INPUT RECORDS:
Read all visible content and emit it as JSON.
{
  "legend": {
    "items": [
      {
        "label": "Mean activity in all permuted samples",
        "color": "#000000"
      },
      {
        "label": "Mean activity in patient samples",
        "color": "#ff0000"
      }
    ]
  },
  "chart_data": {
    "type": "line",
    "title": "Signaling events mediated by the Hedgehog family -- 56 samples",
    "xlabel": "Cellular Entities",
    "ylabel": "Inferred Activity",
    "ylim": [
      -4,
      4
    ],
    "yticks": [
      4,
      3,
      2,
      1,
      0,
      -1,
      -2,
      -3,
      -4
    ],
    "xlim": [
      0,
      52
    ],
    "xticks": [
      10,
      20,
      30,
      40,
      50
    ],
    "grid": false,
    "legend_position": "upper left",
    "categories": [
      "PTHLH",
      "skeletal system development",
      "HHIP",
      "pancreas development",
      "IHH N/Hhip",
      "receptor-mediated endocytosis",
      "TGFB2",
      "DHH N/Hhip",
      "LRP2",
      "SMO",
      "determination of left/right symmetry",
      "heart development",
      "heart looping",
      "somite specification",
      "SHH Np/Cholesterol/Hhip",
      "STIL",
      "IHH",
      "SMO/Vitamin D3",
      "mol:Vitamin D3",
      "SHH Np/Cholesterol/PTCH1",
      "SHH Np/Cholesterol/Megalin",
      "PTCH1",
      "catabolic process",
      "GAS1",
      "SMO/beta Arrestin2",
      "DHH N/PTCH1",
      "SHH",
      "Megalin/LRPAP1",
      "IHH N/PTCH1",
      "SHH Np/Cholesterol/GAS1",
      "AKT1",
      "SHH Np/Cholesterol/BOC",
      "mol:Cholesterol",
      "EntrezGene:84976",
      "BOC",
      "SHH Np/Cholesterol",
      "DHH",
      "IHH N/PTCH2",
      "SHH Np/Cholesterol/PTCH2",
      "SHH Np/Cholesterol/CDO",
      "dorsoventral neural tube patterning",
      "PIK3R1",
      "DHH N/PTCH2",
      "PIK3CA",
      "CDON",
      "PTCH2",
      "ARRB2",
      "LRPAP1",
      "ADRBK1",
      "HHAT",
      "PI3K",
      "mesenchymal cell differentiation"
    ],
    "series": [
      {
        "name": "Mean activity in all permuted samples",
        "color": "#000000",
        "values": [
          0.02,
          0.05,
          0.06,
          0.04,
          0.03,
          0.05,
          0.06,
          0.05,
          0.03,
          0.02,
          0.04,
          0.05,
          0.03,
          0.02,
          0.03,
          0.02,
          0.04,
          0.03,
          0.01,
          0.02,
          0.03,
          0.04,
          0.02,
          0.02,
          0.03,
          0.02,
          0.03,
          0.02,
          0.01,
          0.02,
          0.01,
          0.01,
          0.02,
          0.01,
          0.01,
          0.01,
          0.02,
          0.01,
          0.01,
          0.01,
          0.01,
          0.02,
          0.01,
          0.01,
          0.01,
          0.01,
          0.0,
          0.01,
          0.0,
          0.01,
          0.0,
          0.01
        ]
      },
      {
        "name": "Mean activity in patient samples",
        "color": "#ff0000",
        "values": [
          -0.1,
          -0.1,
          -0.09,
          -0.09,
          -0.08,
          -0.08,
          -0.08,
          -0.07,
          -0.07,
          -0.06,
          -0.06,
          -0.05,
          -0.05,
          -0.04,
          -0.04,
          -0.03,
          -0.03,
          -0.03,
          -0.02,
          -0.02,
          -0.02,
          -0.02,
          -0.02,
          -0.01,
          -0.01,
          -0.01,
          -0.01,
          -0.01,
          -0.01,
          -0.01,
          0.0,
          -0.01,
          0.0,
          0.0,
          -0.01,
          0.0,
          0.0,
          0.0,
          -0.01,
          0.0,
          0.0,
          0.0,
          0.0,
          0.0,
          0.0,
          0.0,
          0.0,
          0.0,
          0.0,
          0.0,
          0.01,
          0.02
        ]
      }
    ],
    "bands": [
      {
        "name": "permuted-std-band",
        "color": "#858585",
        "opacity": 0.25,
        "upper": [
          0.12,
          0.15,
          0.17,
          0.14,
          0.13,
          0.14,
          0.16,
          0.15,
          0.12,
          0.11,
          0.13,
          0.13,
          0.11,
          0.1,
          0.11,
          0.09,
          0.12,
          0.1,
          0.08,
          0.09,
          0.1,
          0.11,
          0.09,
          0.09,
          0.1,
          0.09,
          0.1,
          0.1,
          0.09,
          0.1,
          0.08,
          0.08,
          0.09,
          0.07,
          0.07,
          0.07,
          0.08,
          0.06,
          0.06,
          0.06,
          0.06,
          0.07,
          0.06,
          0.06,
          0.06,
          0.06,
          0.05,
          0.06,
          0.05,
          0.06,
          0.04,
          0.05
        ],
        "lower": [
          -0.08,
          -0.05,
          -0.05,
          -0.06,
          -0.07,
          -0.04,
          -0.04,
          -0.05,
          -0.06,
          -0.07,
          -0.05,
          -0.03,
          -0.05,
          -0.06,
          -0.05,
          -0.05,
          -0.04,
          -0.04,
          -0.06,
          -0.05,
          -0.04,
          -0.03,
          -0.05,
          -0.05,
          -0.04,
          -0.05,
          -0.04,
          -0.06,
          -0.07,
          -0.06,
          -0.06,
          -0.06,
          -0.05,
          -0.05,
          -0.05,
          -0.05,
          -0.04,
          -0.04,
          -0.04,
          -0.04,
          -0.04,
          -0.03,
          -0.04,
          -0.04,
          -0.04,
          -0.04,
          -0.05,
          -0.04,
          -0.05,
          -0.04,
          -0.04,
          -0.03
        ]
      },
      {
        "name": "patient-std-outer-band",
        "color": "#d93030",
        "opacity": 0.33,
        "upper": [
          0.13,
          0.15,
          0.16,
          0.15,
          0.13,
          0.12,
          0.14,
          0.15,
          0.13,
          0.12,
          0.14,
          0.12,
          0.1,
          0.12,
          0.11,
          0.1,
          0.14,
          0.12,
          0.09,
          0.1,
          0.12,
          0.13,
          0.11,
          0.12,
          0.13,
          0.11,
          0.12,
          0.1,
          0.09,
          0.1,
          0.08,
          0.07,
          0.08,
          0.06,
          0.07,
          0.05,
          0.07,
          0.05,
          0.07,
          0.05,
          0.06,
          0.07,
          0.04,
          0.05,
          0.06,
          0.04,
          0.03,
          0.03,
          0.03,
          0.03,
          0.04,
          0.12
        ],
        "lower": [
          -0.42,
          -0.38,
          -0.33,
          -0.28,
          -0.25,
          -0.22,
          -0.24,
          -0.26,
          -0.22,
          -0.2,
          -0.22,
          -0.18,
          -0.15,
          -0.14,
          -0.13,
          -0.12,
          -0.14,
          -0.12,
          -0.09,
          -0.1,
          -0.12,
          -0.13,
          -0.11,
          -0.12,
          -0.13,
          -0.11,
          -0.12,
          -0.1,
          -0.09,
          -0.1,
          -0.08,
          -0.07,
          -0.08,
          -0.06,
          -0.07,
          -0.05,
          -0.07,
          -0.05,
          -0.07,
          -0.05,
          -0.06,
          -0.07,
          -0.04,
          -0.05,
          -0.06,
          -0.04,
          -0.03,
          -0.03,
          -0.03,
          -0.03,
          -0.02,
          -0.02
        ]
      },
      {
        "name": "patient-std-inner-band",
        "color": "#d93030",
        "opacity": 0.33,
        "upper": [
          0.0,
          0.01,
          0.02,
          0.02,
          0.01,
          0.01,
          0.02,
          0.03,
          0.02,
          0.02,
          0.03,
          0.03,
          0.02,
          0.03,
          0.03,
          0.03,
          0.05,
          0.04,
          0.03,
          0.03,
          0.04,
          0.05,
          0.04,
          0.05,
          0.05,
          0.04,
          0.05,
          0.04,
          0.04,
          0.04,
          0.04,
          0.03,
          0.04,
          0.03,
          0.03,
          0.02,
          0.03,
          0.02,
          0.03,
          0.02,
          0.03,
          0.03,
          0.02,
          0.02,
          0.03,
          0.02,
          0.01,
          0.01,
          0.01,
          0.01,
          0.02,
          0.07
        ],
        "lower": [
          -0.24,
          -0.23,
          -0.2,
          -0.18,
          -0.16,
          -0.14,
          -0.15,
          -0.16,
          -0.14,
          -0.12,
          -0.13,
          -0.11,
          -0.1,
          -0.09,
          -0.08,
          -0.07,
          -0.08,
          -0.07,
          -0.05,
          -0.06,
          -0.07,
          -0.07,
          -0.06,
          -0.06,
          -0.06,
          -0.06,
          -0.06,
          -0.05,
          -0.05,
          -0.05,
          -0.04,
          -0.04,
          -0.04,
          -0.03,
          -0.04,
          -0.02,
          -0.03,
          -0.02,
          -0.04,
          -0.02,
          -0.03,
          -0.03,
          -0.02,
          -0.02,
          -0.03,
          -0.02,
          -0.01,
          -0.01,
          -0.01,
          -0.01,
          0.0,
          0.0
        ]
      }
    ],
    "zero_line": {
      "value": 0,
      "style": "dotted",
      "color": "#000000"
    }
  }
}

WHAT TO PRODUCE:
Each line holding "color" must be found and copied.

EXERCISE SOLUTION:
        "color": "#000000"
        "color": "#ff0000"
        "color": "#000000",
        "color": "#ff0000",
        "color": "#858585",
        "color": "#d93030",
        "color": "#d93030",
      "color": "#000000"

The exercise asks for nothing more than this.